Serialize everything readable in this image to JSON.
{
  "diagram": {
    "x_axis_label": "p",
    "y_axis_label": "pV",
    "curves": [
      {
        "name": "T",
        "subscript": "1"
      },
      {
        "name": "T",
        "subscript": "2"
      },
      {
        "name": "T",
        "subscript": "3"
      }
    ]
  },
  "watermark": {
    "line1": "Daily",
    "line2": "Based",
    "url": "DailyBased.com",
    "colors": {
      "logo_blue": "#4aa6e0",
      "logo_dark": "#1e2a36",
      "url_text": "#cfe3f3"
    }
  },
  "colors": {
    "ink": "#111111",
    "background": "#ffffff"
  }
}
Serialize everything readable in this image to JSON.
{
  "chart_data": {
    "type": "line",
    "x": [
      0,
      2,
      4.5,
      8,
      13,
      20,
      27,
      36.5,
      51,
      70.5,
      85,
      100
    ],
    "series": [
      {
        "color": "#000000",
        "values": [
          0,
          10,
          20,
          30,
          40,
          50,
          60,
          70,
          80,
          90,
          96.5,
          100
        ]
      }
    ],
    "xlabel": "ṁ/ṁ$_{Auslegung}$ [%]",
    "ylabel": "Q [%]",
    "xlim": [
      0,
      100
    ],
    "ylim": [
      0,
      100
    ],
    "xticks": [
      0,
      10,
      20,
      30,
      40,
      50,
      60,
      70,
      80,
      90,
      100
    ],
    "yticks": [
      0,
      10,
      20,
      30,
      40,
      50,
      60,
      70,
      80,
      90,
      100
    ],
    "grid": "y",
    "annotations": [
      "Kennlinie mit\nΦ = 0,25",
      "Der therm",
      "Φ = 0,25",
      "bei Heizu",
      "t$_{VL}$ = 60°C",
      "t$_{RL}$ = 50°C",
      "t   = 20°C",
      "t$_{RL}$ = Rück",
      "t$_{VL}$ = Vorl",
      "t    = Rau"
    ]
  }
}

══════

(TASK TO CARRY OUT):
Your task is to list each line of the records with the word "subscript".

(RESULT BELOW):
        "subscript": "1"
        "subscript": "2"
        "subscript": "3"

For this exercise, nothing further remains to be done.